### STATED EXERCISE
Extract each line of the records below that contains the word "this".

(Stored data entries)
(begin)
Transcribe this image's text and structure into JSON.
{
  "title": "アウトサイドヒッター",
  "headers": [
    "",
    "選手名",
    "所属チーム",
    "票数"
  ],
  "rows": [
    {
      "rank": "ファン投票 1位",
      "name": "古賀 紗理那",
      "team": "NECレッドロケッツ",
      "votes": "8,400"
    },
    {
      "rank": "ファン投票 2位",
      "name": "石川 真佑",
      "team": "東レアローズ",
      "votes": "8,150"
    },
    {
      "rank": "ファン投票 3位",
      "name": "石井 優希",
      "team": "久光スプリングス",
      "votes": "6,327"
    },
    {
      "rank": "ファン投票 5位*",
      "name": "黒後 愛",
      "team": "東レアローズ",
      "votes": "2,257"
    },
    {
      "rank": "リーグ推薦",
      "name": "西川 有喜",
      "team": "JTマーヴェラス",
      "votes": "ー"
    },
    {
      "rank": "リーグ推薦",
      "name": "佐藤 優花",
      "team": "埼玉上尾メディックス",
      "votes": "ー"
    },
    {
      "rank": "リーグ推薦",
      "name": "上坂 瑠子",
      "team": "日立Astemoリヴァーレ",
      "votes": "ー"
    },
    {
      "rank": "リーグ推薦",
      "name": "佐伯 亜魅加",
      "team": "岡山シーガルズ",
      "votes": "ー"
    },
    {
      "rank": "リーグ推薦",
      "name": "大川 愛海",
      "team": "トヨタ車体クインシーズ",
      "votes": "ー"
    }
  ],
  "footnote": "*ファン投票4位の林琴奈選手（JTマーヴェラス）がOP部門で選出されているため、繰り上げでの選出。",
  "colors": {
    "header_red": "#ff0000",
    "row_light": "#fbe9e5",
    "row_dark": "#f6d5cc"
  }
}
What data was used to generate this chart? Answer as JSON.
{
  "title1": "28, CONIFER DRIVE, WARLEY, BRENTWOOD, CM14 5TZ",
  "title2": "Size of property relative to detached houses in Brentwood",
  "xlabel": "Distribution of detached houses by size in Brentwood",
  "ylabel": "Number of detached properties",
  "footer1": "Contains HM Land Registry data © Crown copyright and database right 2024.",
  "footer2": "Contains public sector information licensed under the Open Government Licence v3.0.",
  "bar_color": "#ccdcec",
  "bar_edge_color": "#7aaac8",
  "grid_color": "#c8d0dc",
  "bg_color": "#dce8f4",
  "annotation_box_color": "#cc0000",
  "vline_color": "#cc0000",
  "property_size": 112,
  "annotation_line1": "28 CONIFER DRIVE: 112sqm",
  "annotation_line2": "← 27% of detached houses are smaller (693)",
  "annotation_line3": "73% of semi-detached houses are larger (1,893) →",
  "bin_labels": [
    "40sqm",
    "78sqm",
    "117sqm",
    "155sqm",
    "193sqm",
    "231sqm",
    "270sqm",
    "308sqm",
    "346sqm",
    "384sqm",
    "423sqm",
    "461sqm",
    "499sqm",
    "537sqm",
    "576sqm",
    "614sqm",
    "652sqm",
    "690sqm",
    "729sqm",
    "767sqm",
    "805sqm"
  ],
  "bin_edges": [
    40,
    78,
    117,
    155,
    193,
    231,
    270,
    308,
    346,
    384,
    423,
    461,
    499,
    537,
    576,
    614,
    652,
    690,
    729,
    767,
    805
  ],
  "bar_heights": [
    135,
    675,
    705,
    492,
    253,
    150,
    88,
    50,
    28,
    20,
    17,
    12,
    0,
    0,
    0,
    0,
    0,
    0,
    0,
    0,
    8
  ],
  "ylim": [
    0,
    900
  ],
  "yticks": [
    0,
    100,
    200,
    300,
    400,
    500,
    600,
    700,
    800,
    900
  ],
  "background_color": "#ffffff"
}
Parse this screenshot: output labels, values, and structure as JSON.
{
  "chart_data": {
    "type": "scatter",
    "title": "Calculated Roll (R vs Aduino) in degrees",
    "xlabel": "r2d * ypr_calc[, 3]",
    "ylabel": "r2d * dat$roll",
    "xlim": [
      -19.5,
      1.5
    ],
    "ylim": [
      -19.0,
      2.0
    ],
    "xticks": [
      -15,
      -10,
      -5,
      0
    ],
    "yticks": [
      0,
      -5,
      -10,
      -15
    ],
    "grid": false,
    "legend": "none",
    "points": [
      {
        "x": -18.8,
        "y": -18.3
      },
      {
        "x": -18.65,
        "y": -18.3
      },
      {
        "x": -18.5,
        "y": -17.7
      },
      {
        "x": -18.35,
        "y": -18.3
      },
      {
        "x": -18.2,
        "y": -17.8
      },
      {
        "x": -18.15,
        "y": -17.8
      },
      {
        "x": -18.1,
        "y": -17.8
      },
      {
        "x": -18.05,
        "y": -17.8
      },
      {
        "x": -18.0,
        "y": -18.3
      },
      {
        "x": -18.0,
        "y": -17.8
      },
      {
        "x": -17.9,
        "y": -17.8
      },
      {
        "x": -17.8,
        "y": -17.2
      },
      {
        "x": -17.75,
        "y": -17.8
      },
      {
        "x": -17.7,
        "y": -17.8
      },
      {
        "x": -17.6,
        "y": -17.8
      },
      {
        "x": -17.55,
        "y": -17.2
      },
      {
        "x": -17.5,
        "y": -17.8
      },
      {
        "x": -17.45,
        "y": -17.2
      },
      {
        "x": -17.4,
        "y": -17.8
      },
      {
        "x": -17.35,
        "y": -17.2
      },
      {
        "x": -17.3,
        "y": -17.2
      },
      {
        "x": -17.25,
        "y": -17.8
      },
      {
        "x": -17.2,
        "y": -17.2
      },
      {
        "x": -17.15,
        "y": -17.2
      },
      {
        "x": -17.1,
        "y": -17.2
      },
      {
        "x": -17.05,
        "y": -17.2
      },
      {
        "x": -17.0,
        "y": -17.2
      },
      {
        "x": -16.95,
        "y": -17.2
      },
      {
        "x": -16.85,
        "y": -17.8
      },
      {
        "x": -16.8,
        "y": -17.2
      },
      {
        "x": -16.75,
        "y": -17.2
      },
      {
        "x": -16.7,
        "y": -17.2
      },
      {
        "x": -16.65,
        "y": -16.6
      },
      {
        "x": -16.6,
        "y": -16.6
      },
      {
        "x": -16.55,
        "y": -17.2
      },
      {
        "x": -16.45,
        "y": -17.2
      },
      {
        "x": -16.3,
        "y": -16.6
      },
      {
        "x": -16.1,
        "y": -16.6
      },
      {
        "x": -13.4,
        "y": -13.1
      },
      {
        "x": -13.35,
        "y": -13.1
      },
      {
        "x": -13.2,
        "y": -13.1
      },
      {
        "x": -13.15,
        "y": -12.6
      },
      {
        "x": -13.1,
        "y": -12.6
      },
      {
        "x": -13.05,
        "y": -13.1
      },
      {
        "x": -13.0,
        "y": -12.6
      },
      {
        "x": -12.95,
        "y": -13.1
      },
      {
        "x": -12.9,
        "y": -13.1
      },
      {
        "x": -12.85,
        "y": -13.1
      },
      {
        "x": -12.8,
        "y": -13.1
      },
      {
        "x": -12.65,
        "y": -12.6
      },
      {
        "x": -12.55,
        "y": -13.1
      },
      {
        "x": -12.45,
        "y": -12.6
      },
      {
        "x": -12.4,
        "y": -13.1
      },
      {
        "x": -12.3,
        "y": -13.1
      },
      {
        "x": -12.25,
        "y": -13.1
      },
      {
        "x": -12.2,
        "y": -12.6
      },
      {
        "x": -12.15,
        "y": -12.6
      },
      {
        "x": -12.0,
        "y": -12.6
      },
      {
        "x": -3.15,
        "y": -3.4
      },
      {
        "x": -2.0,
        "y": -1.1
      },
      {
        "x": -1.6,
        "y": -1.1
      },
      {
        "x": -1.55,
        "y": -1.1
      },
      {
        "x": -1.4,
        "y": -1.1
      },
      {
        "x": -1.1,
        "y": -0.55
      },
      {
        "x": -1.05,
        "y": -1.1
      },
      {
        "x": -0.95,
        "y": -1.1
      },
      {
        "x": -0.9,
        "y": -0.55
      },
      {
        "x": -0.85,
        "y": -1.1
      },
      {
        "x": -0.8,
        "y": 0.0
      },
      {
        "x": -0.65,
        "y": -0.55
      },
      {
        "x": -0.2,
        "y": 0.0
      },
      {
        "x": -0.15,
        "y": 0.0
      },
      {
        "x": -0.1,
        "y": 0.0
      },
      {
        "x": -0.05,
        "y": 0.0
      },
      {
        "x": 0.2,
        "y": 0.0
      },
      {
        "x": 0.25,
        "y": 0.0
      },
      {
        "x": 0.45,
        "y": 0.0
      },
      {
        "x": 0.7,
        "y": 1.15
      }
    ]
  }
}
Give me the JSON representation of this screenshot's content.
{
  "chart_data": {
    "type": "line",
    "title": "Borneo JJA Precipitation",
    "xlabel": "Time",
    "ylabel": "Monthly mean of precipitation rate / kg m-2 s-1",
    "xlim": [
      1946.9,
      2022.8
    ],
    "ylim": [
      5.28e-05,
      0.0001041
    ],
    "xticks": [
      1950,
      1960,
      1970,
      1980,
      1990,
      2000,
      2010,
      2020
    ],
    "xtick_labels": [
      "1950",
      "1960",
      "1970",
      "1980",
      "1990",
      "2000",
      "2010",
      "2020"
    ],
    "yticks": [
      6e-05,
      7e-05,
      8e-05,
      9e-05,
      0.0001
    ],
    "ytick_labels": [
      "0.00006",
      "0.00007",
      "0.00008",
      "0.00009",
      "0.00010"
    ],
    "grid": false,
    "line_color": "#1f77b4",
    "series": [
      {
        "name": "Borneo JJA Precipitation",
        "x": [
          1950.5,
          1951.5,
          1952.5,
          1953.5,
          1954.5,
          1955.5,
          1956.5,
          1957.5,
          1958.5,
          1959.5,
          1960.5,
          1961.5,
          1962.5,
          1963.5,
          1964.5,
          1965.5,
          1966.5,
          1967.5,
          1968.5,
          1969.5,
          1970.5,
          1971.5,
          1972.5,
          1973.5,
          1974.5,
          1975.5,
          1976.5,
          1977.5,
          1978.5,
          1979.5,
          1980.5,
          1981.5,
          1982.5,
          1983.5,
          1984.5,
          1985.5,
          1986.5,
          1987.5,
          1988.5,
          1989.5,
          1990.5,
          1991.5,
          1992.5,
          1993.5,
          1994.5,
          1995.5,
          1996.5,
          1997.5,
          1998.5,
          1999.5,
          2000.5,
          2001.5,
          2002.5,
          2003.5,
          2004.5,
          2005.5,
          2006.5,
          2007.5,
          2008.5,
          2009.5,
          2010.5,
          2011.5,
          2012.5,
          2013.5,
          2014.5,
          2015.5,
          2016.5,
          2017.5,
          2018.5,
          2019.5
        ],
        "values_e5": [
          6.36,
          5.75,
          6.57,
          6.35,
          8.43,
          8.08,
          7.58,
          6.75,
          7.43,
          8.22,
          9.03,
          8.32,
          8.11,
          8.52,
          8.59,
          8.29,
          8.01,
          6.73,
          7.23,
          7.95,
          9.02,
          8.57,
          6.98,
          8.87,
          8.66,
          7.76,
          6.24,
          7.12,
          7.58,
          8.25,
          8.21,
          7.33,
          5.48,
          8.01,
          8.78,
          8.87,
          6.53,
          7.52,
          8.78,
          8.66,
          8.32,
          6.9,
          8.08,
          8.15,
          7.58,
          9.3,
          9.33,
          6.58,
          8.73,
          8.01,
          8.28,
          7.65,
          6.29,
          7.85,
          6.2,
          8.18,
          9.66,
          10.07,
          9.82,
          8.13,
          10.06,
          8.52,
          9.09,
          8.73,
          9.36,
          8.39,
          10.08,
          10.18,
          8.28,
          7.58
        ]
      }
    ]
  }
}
(end)
### WORKED SOLUTION
Transcribe this image's text and structure into JSON.
What data was used to generate this chart? Answer as JSON.
Parse this screenshot: output labels, values, and structure as JSON.
Give me the JSON representation of this screenshot's content.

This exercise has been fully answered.